--- STATED PROBLEM ---
Could you repeat the records below exactly, leaving out any pictures?

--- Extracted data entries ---
■ ■ ■ ■ ■ ■ ■

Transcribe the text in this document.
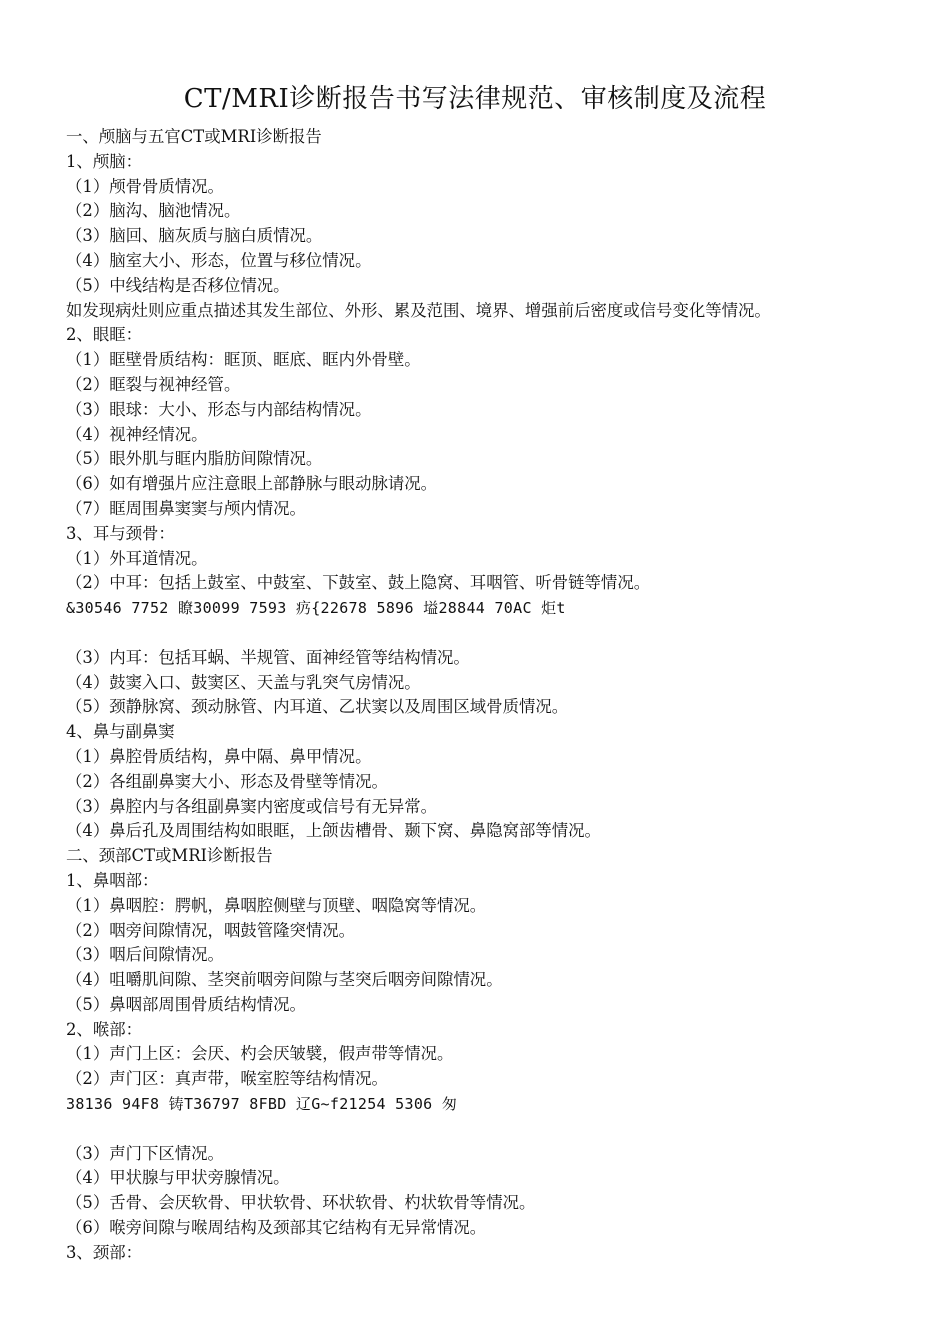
CT/MRI诊断报告书写法律规范、审核制度及流程
一、颅脑与五官CT或MRI诊断报告
1、颅脑：
（1）颅骨骨质情况。
（2）脑沟、脑池情况。
（3）脑回、脑灰质与脑白质情况。
（4）脑室大小、形态，位置与移位情况。
（5）中线结构是否移位情况。
如发现病灶则应重点描述其发生部位、外形、累及范围、境界、增强前后密度或信号变化等情况。
2、眼眶：
（1）眶壁骨质结构：眶顶、眶底、眶内外骨壁。
（2）眶裂与视神经管。
（3）眼球：大小、形态与内部结构情况。
（4）视神经情况。
（5）眼外肌与眶内脂肪间隙情况。
（6）如有增强片应注意眼上部静脉与眼动脉请况。
（7）眶周围鼻窦窦与颅内情况。
3、耳与颈骨：
（1）外耳道情况。
（2）中耳：包括上鼓室、中鼓室、下鼓室、鼓上隐窝、耳咽管、听骨链等情况。
&30546 7752 瞭30099 7593 疓{22678 5896 塧28844 70AC 炬t
（3）内耳：包括耳蜗、半规管、面神经管等结构情况。
（4）鼓窦入口、鼓窦区、天盖与乳突气房情况。
（5）颈静脉窝、颈动脉管、内耳道、乙状窦以及周围区域骨质情况。
4、鼻与副鼻窦
（1）鼻腔骨质结构，鼻中隔、鼻甲情况。
（2）各组副鼻窦大小、形态及骨壁等情况。
（3）鼻腔内与各组副鼻窦内密度或信号有无异常。
（4）鼻后孔及周围结构如眼眶，上颌齿槽骨、颞下窝、鼻隐窝部等情况。
二、颈部CT或MRI诊断报告
1、鼻咽部：
（1）鼻咽腔：腭帆，鼻咽腔侧壁与顶壁、咽隐窝等情况。
（2）咽旁间隙情况，咽鼓管隆突情况。
（3）咽后间隙情况。
（4）咀嚼肌间隙、茎突前咽旁间隙与茎突后咽旁间隙情况。
（5）鼻咽部周围骨质结构情况。
2、喉部：
（1）声门上区：会厌、杓会厌皱襞，假声带等情况。
（2）声门区：真声带，喉室腔等结构情况。
38136 94F8 铸T36797 8FBD 辽G~f21254 5306 匆
（3）声门下区情况。
（4）甲状腺与甲状旁腺情况。
（5）舌骨、会厌软骨、甲状软骨、环状软骨、杓状软骨等情况。
（6）喉旁间隙与喉周结构及颈部其它结构有无异常情况。
3、颈部：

■ ■ ■ ■ ■ ■ ■

--- SOLUTION TO THE EXERCISE ---
Transcribe the text in this document.
CT/MRI诊断报告书写法律规范、审核制度及流程
一、颅脑与五官CT或MRI诊断报告
1、颅脑：
（1）颅骨骨质情况。
（2）脑沟、脑池情况。
（3）脑回、脑灰质与脑白质情况。
（4）脑室大小、形态，位置与移位情况。
（5）中线结构是否移位情况。
如发现病灶则应重点描述其发生部位、外形、累及范围、境界、增强前后密度或信号变化等情况。
2、眼眶：
（1）眶壁骨质结构：眶顶、眶底、眶内外骨壁。
（2）眶裂与视神经管。
（3）眼球：大小、形态与内部结构情况。
（4）视神经情况。
（5）眼外肌与眶内脂肪间隙情况。
（6）如有增强片应注意眼上部静脉与眼动脉请况。
（7）眶周围鼻窦窦与颅内情况。
3、耳与颈骨：
（1）外耳道情况。
（2）中耳：包括上鼓室、中鼓室、下鼓室、鼓上隐窝、耳咽管、听骨链等情况。
&30546 7752 瞭30099 7593 疓{22678 5896 塧28844 70AC 炬t
（3）内耳：包括耳蜗、半规管、面神经管等结构情况。
（4）鼓窦入口、鼓窦区、天盖与乳突气房情况。
（5）颈静脉窝、颈动脉管、内耳道、乙状窦以及周围区域骨质情况。
4、鼻与副鼻窦
（1）鼻腔骨质结构，鼻中隔、鼻甲情况。
（2）各组副鼻窦大小、形态及骨壁等情况。
（3）鼻腔内与各组副鼻窦内密度或信号有无异常。
（4）鼻后孔及周围结构如眼眶，上颌齿槽骨、颞下窝、鼻隐窝部等情况。
二、颈部CT或MRI诊断报告
1、鼻咽部：
（1）鼻咽腔：腭帆，鼻咽腔侧壁与顶壁、咽隐窝等情况。
（2）咽旁间隙情况，咽鼓管隆突情况。
（3）咽后间隙情况。
（4）咀嚼肌间隙、茎突前咽旁间隙与茎突后咽旁间隙情况。
（5）鼻咽部周围骨质结构情况。
2、喉部：
（1）声门上区：会厌、杓会厌皱襞，假声带等情况。
（2）声门区：真声带，喉室腔等结构情况。
38136 94F8 铸T36797 8FBD 辽G~f21254 5306 匆
（3）声门下区情况。
（4）甲状腺与甲状旁腺情况。
（5）舌骨、会厌软骨、甲状软骨、环状软骨、杓状软骨等情况。
（6）喉旁间隙与喉周结构及颈部其它结构有无异常情况。
3、颈部：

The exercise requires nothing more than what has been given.